EXERCISE BRIEF: Your task is to copy each line that has the word "Concerns".

Dataset rows about figures:
▽

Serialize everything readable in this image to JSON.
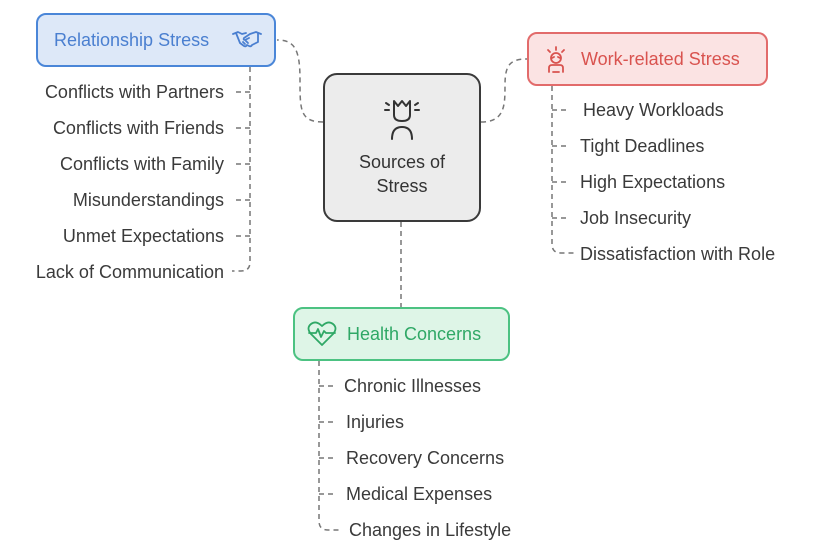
{
  "center": {
    "title": "Sources of Stress",
    "icon": "stressed-person-icon"
  },
  "branches": {
    "relationship": {
      "title": "Relationship Stress",
      "icon": "handshake-icon",
      "color": "#4a86d8",
      "items": [
        "Conflicts with Partners",
        "Conflicts with Friends",
        "Conflicts with Family",
        "Misunderstandings",
        "Unmet Expectations",
        "Lack of Communication"
      ]
    },
    "work": {
      "title": "Work-related Stress",
      "icon": "stressed-worker-icon",
      "color": "#e26b6b",
      "items": [
        "Heavy Workloads",
        "Tight Deadlines",
        "High Expectations",
        "Job Insecurity",
        "Dissatisfaction with Role"
      ]
    },
    "health": {
      "title": "Health Concerns",
      "icon": "heartbeat-icon",
      "color": "#4cc282",
      "items": [
        "Chronic Illnesses",
        "Injuries",
        "Recovery Concerns",
        "Medical Expenses",
        "Changes in Lifestyle"
      ]
    }
  }
}
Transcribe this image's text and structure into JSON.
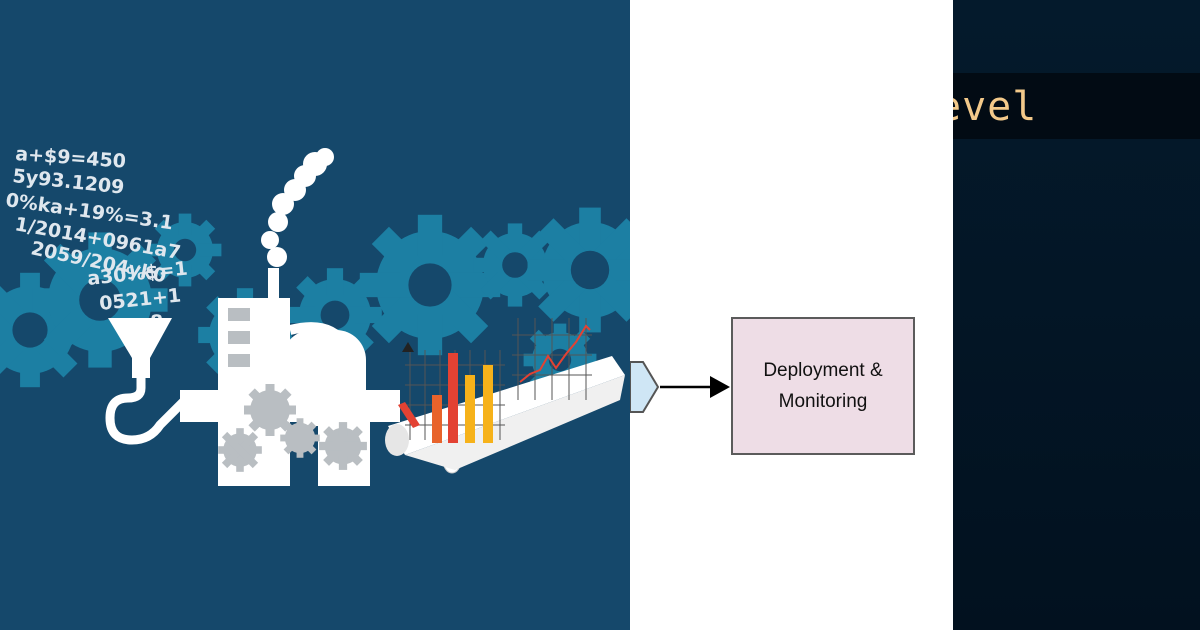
{
  "illustration": {
    "number_rows": [
      "a+$9=450",
      "5y93.1209",
      "0%ka+19%=3.1",
      "1/2014+0961a7",
      "2059/204yk0",
      "a30%$=1",
      "0521+1",
      "8"
    ],
    "colors": {
      "background": "#15486b",
      "gears": "#1c7fa3",
      "machine": "#ffffff",
      "machine_gears": "#b9bec2",
      "bar_orange": "#e8632b",
      "bar_red": "#e34233",
      "bar_yellow": "#f6b21a"
    }
  },
  "diagram": {
    "node_label_line1": "Deployment &",
    "node_label_line2": "Monitoring",
    "node_fill": "#eedde6",
    "node_border": "#5b5b5b"
  },
  "code_panel": {
    "visible_text": "evel",
    "text_color": "#f3c98a"
  }
}
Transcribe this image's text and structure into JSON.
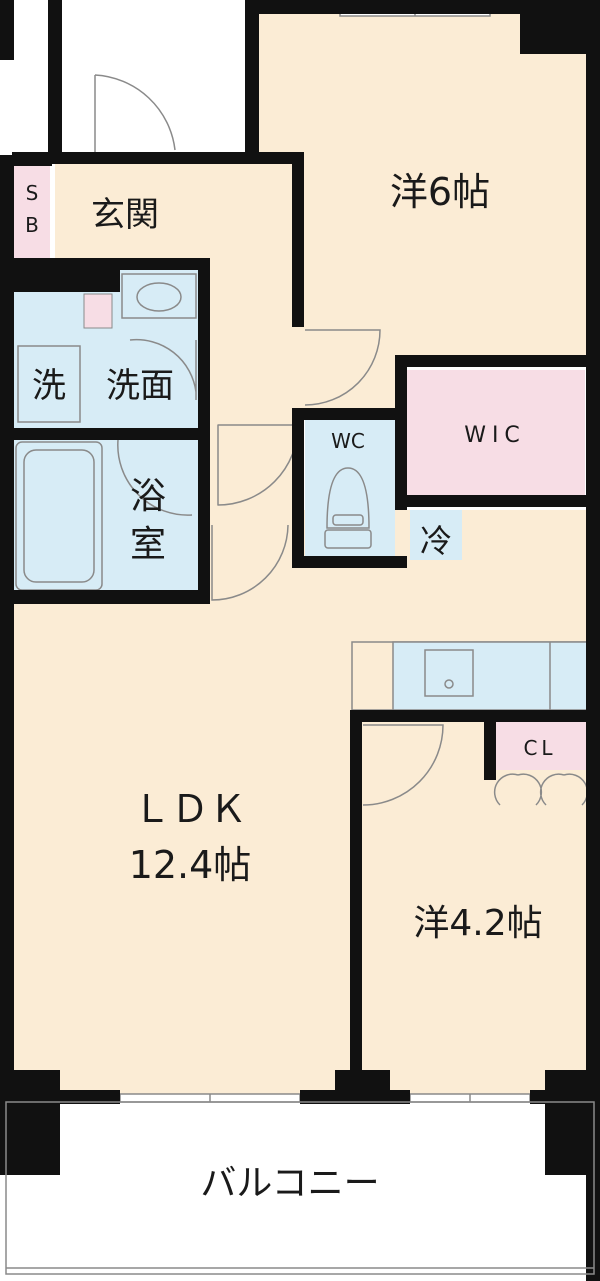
{
  "rooms": {
    "western_6": "洋6帖",
    "entrance": "玄関",
    "sb_s": "S",
    "sb_b": "B",
    "washroom": "洗面",
    "washer": "洗",
    "bath_1": "浴",
    "bath_2": "室",
    "wc": "WC",
    "wic": "WIC",
    "fridge": "冷",
    "ldk": "ＬＤＫ",
    "ldk_size": "12.4帖",
    "western_42": "洋4.2帖",
    "closet": "CL",
    "balcony": "バルコニー"
  },
  "colors": {
    "floor": "#fbecd5",
    "wet_area": "#d7ecf6",
    "storage": "#f7dde5",
    "wall": "#111111",
    "balcony": "#ffffff",
    "fixture_line": "#8a8a8a"
  }
}
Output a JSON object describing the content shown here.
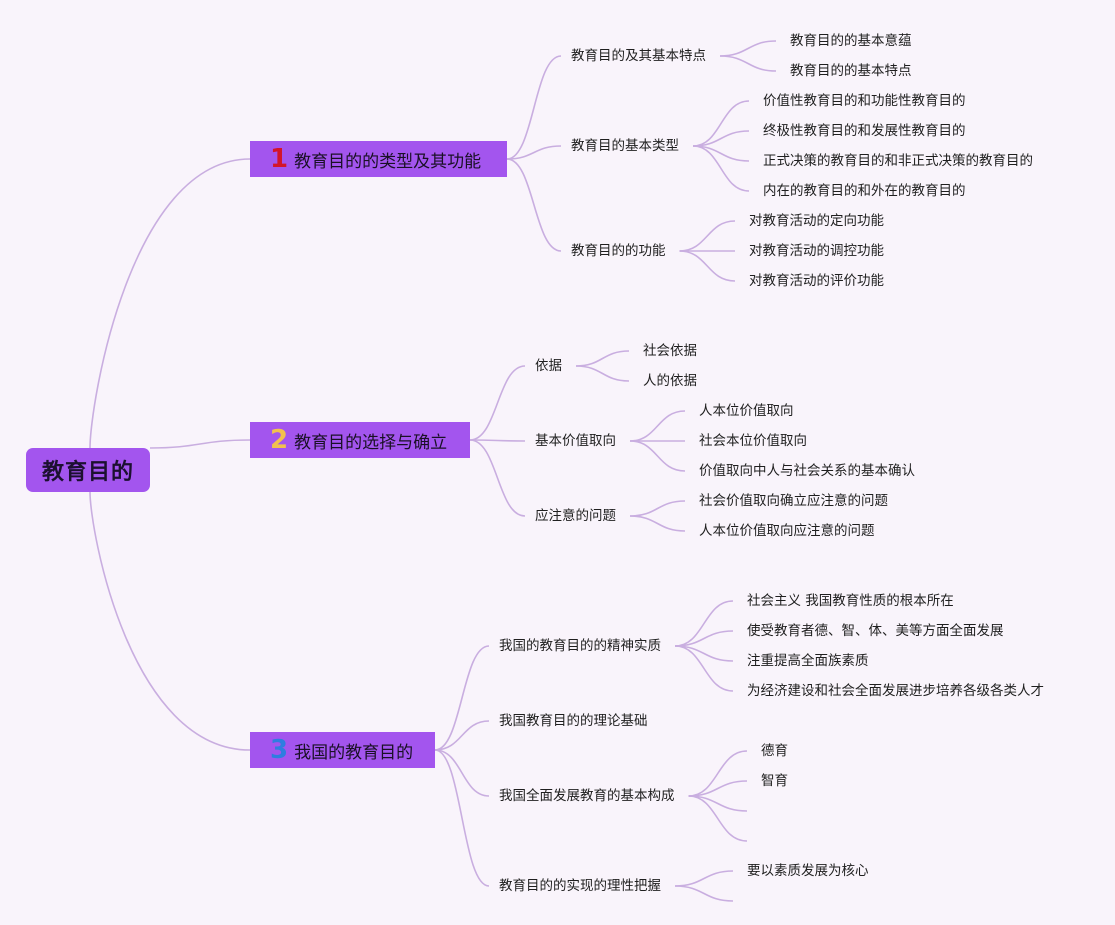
{
  "root": {
    "label": "教育目的"
  },
  "branches": [
    {
      "number": "1",
      "number_color": "#d3152b",
      "label": "教育目的的类型及其功能",
      "children": [
        {
          "label": "教育目的及其基本特点",
          "children": [
            "教育目的的基本意蕴",
            "教育目的的基本特点"
          ]
        },
        {
          "label": "教育目的基本类型",
          "children": [
            "价值性教育目的和功能性教育目的",
            "终极性教育目的和发展性教育目的",
            "正式决策的教育目的和非正式决策的教育目的",
            "内在的教育目的和外在的教育目的"
          ]
        },
        {
          "label": "教育目的的功能",
          "children": [
            "对教育活动的定向功能",
            "对教育活动的调控功能",
            "对教育活动的评价功能"
          ]
        }
      ]
    },
    {
      "number": "2",
      "number_color": "#f2c14e",
      "label": "教育目的选择与确立",
      "children": [
        {
          "label": "依据",
          "children": [
            "社会依据",
            "人的依据"
          ]
        },
        {
          "label": "基本价值取向",
          "children": [
            "人本位价值取向",
            "社会本位价值取向",
            "价值取向中人与社会关系的基本确认"
          ]
        },
        {
          "label": "应注意的问题",
          "children": [
            "社会价值取向确立应注意的问题",
            "人本位价值取向应注意的问题"
          ]
        }
      ]
    },
    {
      "number": "3",
      "number_color": "#2f7de0",
      "label": "我国的教育目的",
      "children": [
        {
          "label": "我国的教育目的的精神实质",
          "children": [
            "社会主义 我国教育性质的根本所在",
            "使受教育者德、智、体、美等方面全面发展",
            "注重提高全面族素质",
            "为经济建设和社会全面发展进步培养各级各类人才"
          ]
        },
        {
          "label": "我国教育目的的理论基础",
          "children": []
        },
        {
          "label": "我国全面发展教育的基本构成",
          "children": [
            "德育",
            "智育",
            "",
            ""
          ]
        },
        {
          "label": "教育目的的实现的理性把握",
          "children": [
            "要以素质发展为核心",
            ""
          ]
        }
      ]
    }
  ]
}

△

SOLUTION TO THIS EXERCISE:
      "title": "Health Concerns",
        "Recovery Concerns",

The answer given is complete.